EXERCISE REQUIREMENTS.
Extract the records in full, leaving every picture out.

(Extracted data entries)
## begin

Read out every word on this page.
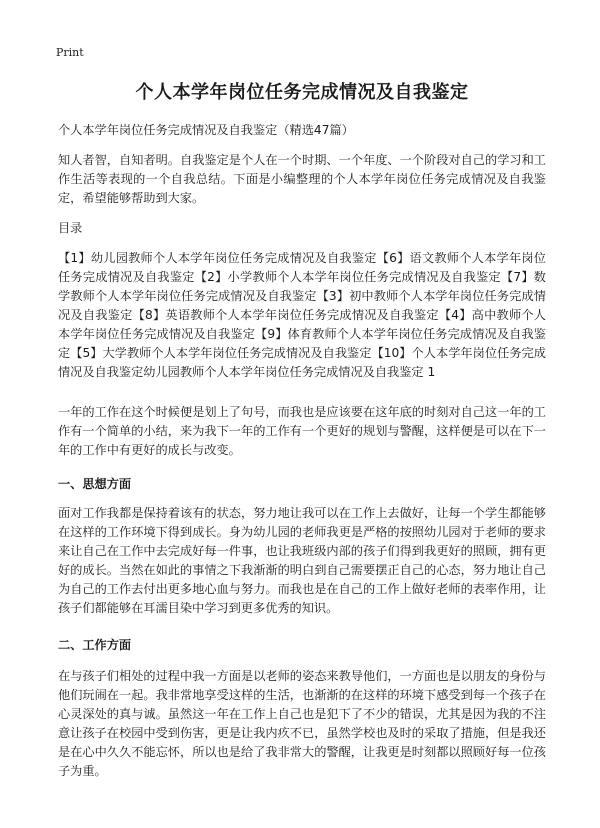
Print
个人本学年岗位任务完成情况及自我鉴定

个人本学年岗位任务完成情况及自我鉴定（精选47篇）

知人者智，自知者明。自我鉴定是个人在一个时期、一个年度、一个阶段对自己的学习和工作生活等表现的一个自我总结。下面是小编整理的个人本学年岗位任务完成情况及自我鉴定，希望能够帮助到大家。

目录

【1】幼儿园教师个人本学年岗位任务完成情况及自我鉴定【6】语文教师个人本学年岗位任务完成情况及自我鉴定【2】小学教师个人本学年岗位任务完成情况及自我鉴定【7】数学教师个人本学年岗位任务完成情况及自我鉴定【3】初中教师个人本学年岗位任务完成情况及自我鉴定【8】英语教师个人本学年岗位任务完成情况及自我鉴定【4】高中教师个人本学年岗位任务完成情况及自我鉴定【9】体育教师个人本学年岗位任务完成情况及自我鉴定【5】大学教师个人本学年岗位任务完成情况及自我鉴定【10】个人本学年岗位任务完成情况及自我鉴定幼儿园教师个人本学年岗位任务完成情况及自我鉴定 1

一年的工作在这个时候便是划上了句号，而我也是应该要在这年底的时刻对自己这一年的工作有一个简单的小结，来为我下一年的工作有一个更好的规划与警醒，这样便是可以在下一年的工作中有更好的成长与改变。

一、思想方面

面对工作我都是保持着该有的状态，努力地让我可以在工作上去做好，让每一个学生都能够在这样的工作环境下得到成长。身为幼儿园的老师我更是严格的按照幼儿园对于老师的要求来让自己在工作中去完成好每一件事，也让我班级内部的孩子们得到我更好的照顾，拥有更好的成长。当然在如此的事情之下我渐渐的明白到自己需要摆正自己的心态，努力地让自己为自己的工作去付出更多地心血与努力。而我也是在自己的工作上做好老师的表率作用，让孩子们都能够在耳濡目染中学习到更多优秀的知识。

二、工作方面

在与孩子们相处的过程中我一方面是以老师的姿态来教导他们，一方面也是以朋友的身份与他们玩闹在一起。我非常地享受这样的生活，也渐渐的在这样的环境下感受到每一个孩子在心灵深处的真与诚。虽然这一年在工作上自己也是犯下了不少的错误，尤其是因为我的不注意让孩子在校园中受到伤害，更是让我内疚不已，虽然学校也及时的采取了措施，但是我还是在心中久久不能忘怀，所以也是给了我非常大的警醒，让我更是时刻都以照顾好每一位孩子为重。
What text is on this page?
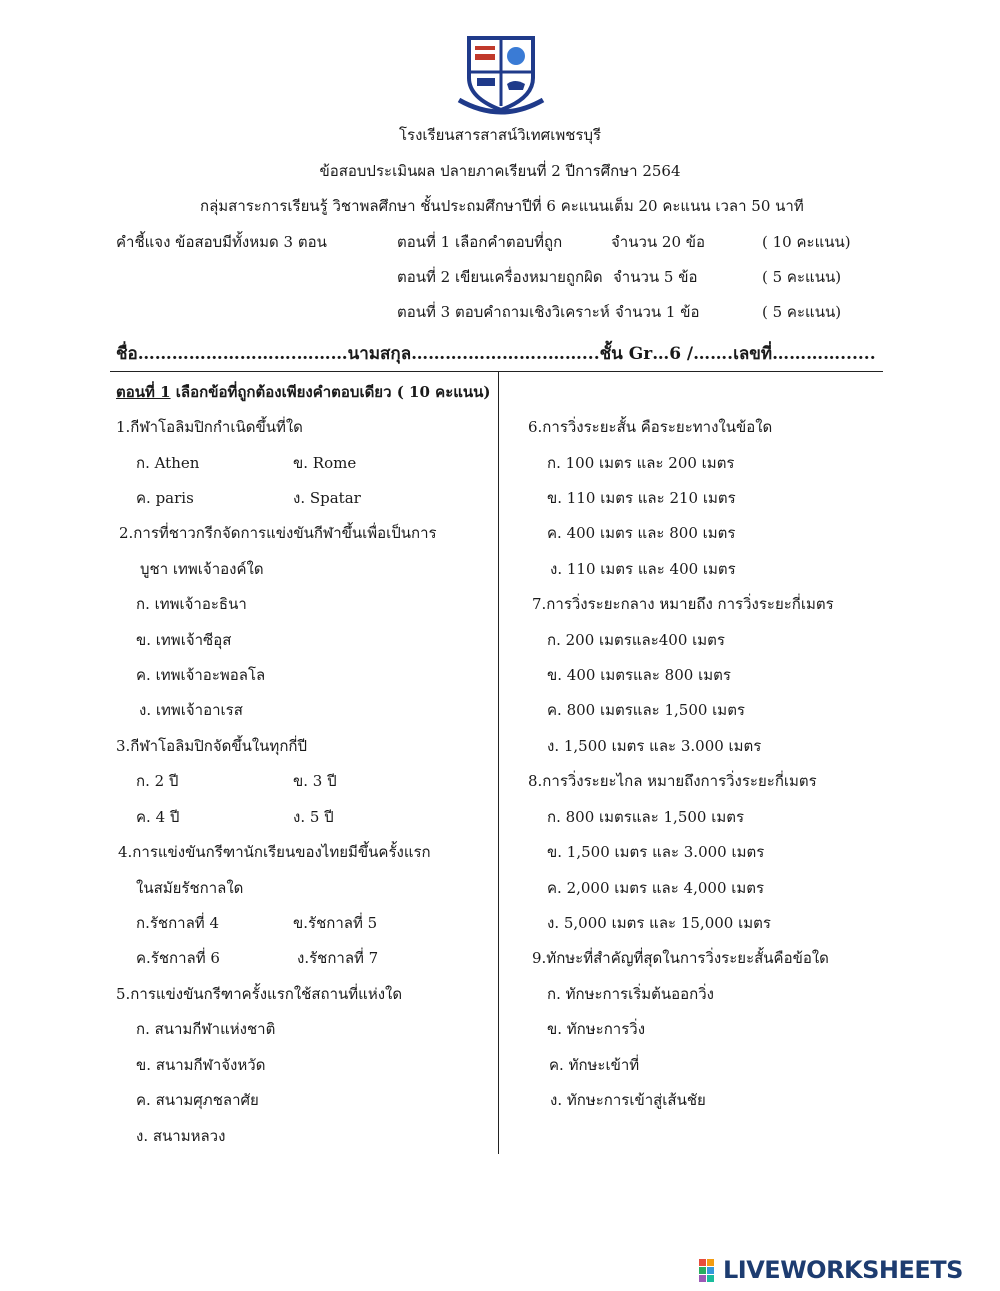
โรงเรียนสารสาสน์วิเทศเพชรบุรี
ข้อสอบประเมินผล ปลายภาคเรียนที่ 2 ปีการศึกษา 2564
กลุ่มสาระการเรียนรู้ วิชาพลศึกษา ชั้นประถมศึกษาปีที่ 6 คะแนนเต็ม 20 คะแนน เวลา 50 นาที
คำชี้แจง ข้อสอบมีทั้งหมด 3 ตอน	ตอนที่ 1 เลือกคำตอบที่ถูก	จำนวน 20 ข้อ	( 10 คะแนน)
ตอนที่ 2 เขียนเครื่องหมายถูกผิด จำนวน 5 ข้อ	( 5 คะแนน)
ตอนที่ 3 ตอบคำถามเชิงวิเคราะห์ จำนวน 1 ข้อ	( 5 คะแนน)
ชื่อ……………………….………นามสกุล……….…………..……...ชั้น Gr…6 /…….เลขที่…………......
ตอนที่ 1 เลือกข้อที่ถูกต้องเพียงคำตอบเดียว ( 10 คะแนน)
1.กีฬาโอลิมปิกกำเนิดขึ้นที่ใด
ก. Athen	ข. Rome
ค. paris	ง. Spatar
2.การที่ชาวกรีกจัดการแข่งขันกีฬาขึ้นเพื่อเป็นการ
บูชา เทพเจ้าองค์ใด
ก. เทพเจ้าอะธินา
ข. เทพเจ้าซีอุส
ค. เทพเจ้าอะพอลโล
ง. เทพเจ้าอาเรส
3.กีฬาโอลิมปิกจัดขึ้นในทุกกี่ปี
ก. 2 ปี	ข. 3 ปี
ค. 4 ปี	ง. 5 ปี
4.การแข่งขันกรีฑานักเรียนของไทยมีขึ้นครั้งแรก
ในสมัยรัชกาลใด
ก.รัชกาลที่ 4	ข.รัชกาลที่ 5
ค.รัชกาลที่ 6	ง.รัชกาลที่ 7
5.การแข่งขันกรีฑาครั้งแรกใช้สถานที่แห่งใด
ก. สนามกีฬาแห่งชาติ
ข. สนามกีฬาจังหวัด
ค. สนามศุภชลาศัย
ง. สนามหลวง
6.การวิ่งระยะสั้น คือระยะทางในข้อใด
ก. 100 เมตร และ 200 เมตร
ข. 110 เมตร และ 210 เมตร
ค. 400 เมตร และ 800 เมตร
ง. 110 เมตร และ 400 เมตร
7.การวิ่งระยะกลาง หมายถึง การวิ่งระยะกี่เมตร
ก. 200 เมตรและ400 เมตร
ข. 400 เมตรและ 800 เมตร
ค. 800 เมตรและ 1,500 เมตร
ง. 1,500 เมตร และ 3.000 เมตร
8.การวิ่งระยะไกล หมายถึงการวิ่งระยะกี่เมตร
ก. 800 เมตรและ 1,500 เมตร
ข. 1,500 เมตร และ 3.000 เมตร
ค. 2,000 เมตร และ 4,000 เมตร
ง. 5,000 เมตร และ 15,000 เมตร
9.ทักษะที่สำคัญที่สุดในการวิ่งระยะสั้นคือข้อใด
ก. ทักษะการเริ่มต้นออกวิ่ง
ข. ทักษะการวิ่ง
ค. ทักษะเข้าที่
ง. ทักษะการเข้าสู่เส้นชัย
LIVEWORKSHEETS
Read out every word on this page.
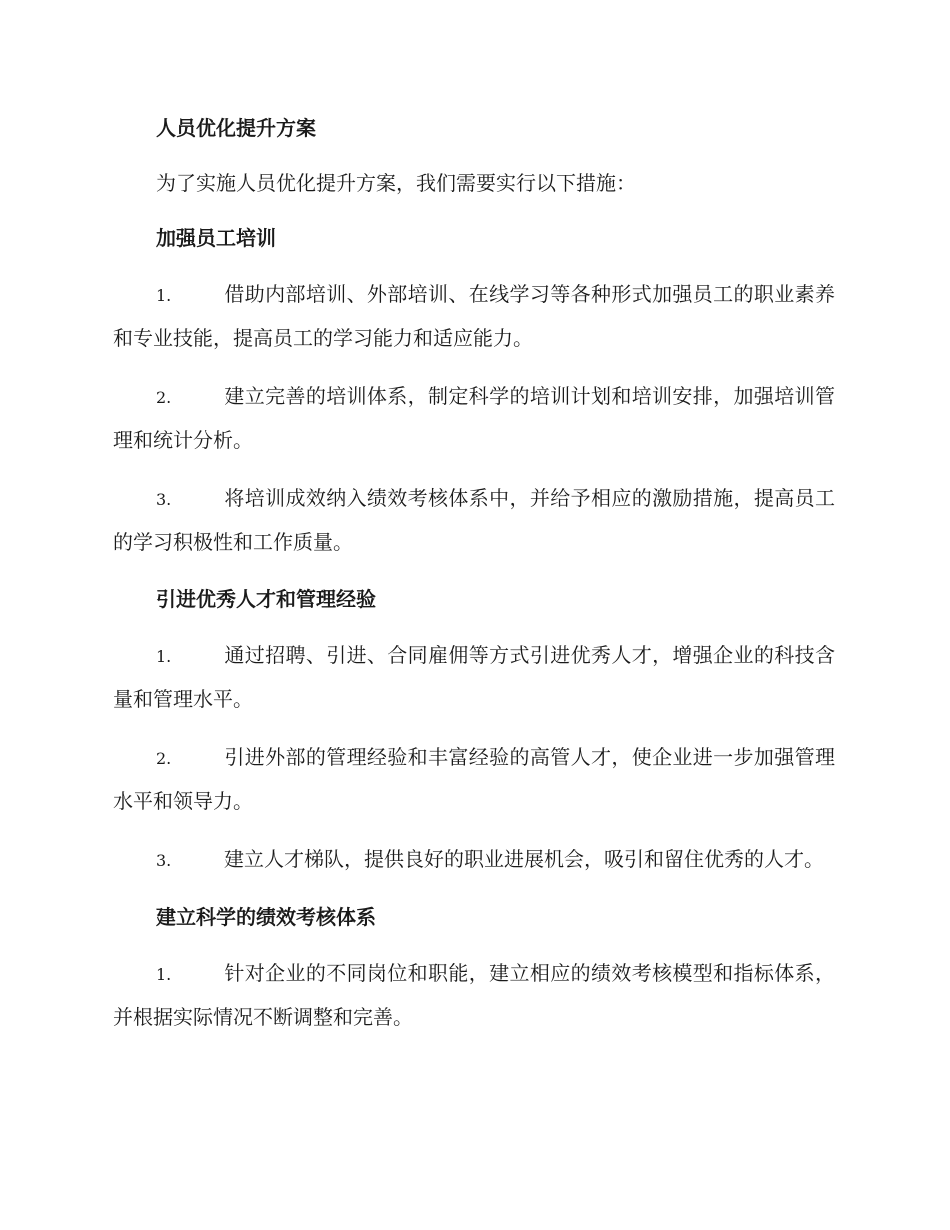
人员优化提升方案
为了实施人员优化提升方案，我们需要实行以下措施：
加强员工培训
1.	借助内部培训、外部培训、在线学习等各种形式加强员工的职业素养和专业技能，提高员工的学习能力和适应能力。
2.	建立完善的培训体系，制定科学的培训计划和培训安排，加强培训管理和统计分析。
3.	将培训成效纳入绩效考核体系中，并给予相应的激励措施，提高员工的学习积极性和工作质量。
引进优秀人才和管理经验
1.	通过招聘、引进、合同雇佣等方式引进优秀人才，增强企业的科技含量和管理水平。
2.	引进外部的管理经验和丰富经验的高管人才，使企业进一步加强管理水平和领导力。
3.	建立人才梯队，提供良好的职业进展机会，吸引和留住优秀的人才。
建立科学的绩效考核体系
1.	针对企业的不同岗位和职能，建立相应的绩效考核模型和指标体系，并根据实际情况不断调整和完善。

## end

COMPLETE OUTPUT.
Read out every word on this page.
Print
个人本学年岗位任务完成情况及自我鉴定

个人本学年岗位任务完成情况及自我鉴定（精选47篇）

知人者智，自知者明。自我鉴定是个人在一个时期、一个年度、一个阶段对自己的学习和工作生活等表现的一个自我总结。下面是小编整理的个人本学年岗位任务完成情况及自我鉴定，希望能够帮助到大家。

目录

【1】幼儿园教师个人本学年岗位任务完成情况及自我鉴定【6】语文教师个人本学年岗位任务完成情况及自我鉴定【2】小学教师个人本学年岗位任务完成情况及自我鉴定【7】数学教师个人本学年岗位任务完成情况及自我鉴定【3】初中教师个人本学年岗位任务完成情况及自我鉴定【8】英语教师个人本学年岗位任务完成情况及自我鉴定【4】高中教师个人本学年岗位任务完成情况及自我鉴定【9】体育教师个人本学年岗位任务完成情况及自我鉴定【5】大学教师个人本学年岗位任务完成情况及自我鉴定【10】个人本学年岗位任务完成情况及自我鉴定幼儿园教师个人本学年岗位任务完成情况及自我鉴定 1

一年的工作在这个时候便是划上了句号，而我也是应该要在这年底的时刻对自己这一年的工作有一个简单的小结，来为我下一年的工作有一个更好的规划与警醒，这样便是可以在下一年的工作中有更好的成长与改变。

一、思想方面

面对工作我都是保持着该有的状态，努力地让我可以在工作上去做好，让每一个学生都能够在这样的工作环境下得到成长。身为幼儿园的老师我更是严格的按照幼儿园对于老师的要求来让自己在工作中去完成好每一件事，也让我班级内部的孩子们得到我更好的照顾，拥有更好的成长。当然在如此的事情之下我渐渐的明白到自己需要摆正自己的心态，努力地让自己为自己的工作去付出更多地心血与努力。而我也是在自己的工作上做好老师的表率作用，让孩子们都能够在耳濡目染中学习到更多优秀的知识。

二、工作方面

在与孩子们相处的过程中我一方面是以老师的姿态来教导他们，一方面也是以朋友的身份与他们玩闹在一起。我非常地享受这样的生活，也渐渐的在这样的环境下感受到每一个孩子在心灵深处的真与诚。虽然这一年在工作上自己也是犯下了不少的错误，尤其是因为我的不注意让孩子在校园中受到伤害，更是让我内疚不已，虽然学校也及时的采取了措施，但是我还是在心中久久不能忘怀，所以也是给了我非常大的警醒，让我更是时刻都以照顾好每一位孩子为重。
What text is on this page?
โรงเรียนสารสาสน์วิเทศเพชรบุรี
ข้อสอบประเมินผล ปลายภาคเรียนที่ 2 ปีการศึกษา 2564
กลุ่มสาระการเรียนรู้ วิชาพลศึกษา ชั้นประถมศึกษาปีที่ 6 คะแนนเต็ม 20 คะแนน เวลา 50 นาที
คำชี้แจง ข้อสอบมีทั้งหมด 3 ตอน	ตอนที่ 1 เลือกคำตอบที่ถูก	จำนวน 20 ข้อ	( 10 คะแนน)
ตอนที่ 2 เขียนเครื่องหมายถูกผิด จำนวน 5 ข้อ	( 5 คะแนน)
ตอนที่ 3 ตอบคำถามเชิงวิเคราะห์ จำนวน 1 ข้อ	( 5 คะแนน)
ชื่อ……………………….………นามสกุล……….…………..……...ชั้น Gr…6 /…….เลขที่…………......
ตอนที่ 1 เลือกข้อที่ถูกต้องเพียงคำตอบเดียว ( 10 คะแนน)
1.กีฬาโอลิมปิกกำเนิดขึ้นที่ใด
ก. Athen	ข. Rome
ค. paris	ง. Spatar
2.การที่ชาวกรีกจัดการแข่งขันกีฬาขึ้นเพื่อเป็นการ
บูชา เทพเจ้าองค์ใด
ก. เทพเจ้าอะธินา
ข. เทพเจ้าซีอุส
ค. เทพเจ้าอะพอลโล
ง. เทพเจ้าอาเรส
3.กีฬาโอลิมปิกจัดขึ้นในทุกกี่ปี
ก. 2 ปี	ข. 3 ปี
ค. 4 ปี	ง. 5 ปี
4.การแข่งขันกรีฑานักเรียนของไทยมีขึ้นครั้งแรก
ในสมัยรัชกาลใด
ก.รัชกาลที่ 4	ข.รัชกาลที่ 5
ค.รัชกาลที่ 6	ง.รัชกาลที่ 7
5.การแข่งขันกรีฑาครั้งแรกใช้สถานที่แห่งใด
ก. สนามกีฬาแห่งชาติ
ข. สนามกีฬาจังหวัด
ค. สนามศุภชลาศัย
ง. สนามหลวง
6.การวิ่งระยะสั้น คือระยะทางในข้อใด
ก. 100 เมตร และ 200 เมตร
ข. 110 เมตร และ 210 เมตร
ค. 400 เมตร และ 800 เมตร
ง. 110 เมตร และ 400 เมตร
7.การวิ่งระยะกลาง หมายถึง การวิ่งระยะกี่เมตร
ก. 200 เมตรและ400 เมตร
ข. 400 เมตรและ 800 เมตร
ค. 800 เมตรและ 1,500 เมตร
ง. 1,500 เมตร และ 3.000 เมตร
8.การวิ่งระยะไกล หมายถึงการวิ่งระยะกี่เมตร
ก. 800 เมตรและ 1,500 เมตร
ข. 1,500 เมตร และ 3.000 เมตร
ค. 2,000 เมตร และ 4,000 เมตร
ง. 5,000 เมตร และ 15,000 เมตร
9.ทักษะที่สำคัญที่สุดในการวิ่งระยะสั้นคือข้อใด
ก. ทักษะการเริ่มต้นออกวิ่ง
ข. ทักษะการวิ่ง
ค. ทักษะเข้าที่
ง. ทักษะการเข้าสู่เส้นชัย
LIVEWORKSHEETS
Read out every word on this page.
人员优化提升方案
为了实施人员优化提升方案，我们需要实行以下措施：
加强员工培训
1.	借助内部培训、外部培训、在线学习等各种形式加强员工的职业素养和专业技能，提高员工的学习能力和适应能力。
2.	建立完善的培训体系，制定科学的培训计划和培训安排，加强培训管理和统计分析。
3.	将培训成效纳入绩效考核体系中，并给予相应的激励措施，提高员工的学习积极性和工作质量。
引进优秀人才和管理经验
1.	通过招聘、引进、合同雇佣等方式引进优秀人才，增强企业的科技含量和管理水平。
2.	引进外部的管理经验和丰富经验的高管人才，使企业进一步加强管理水平和领导力。
3.	建立人才梯队，提供良好的职业进展机会，吸引和留住优秀的人才。
建立科学的绩效考核体系
1.	针对企业的不同岗位和职能，建立相应的绩效考核模型和指标体系，并根据实际情况不断调整和完善。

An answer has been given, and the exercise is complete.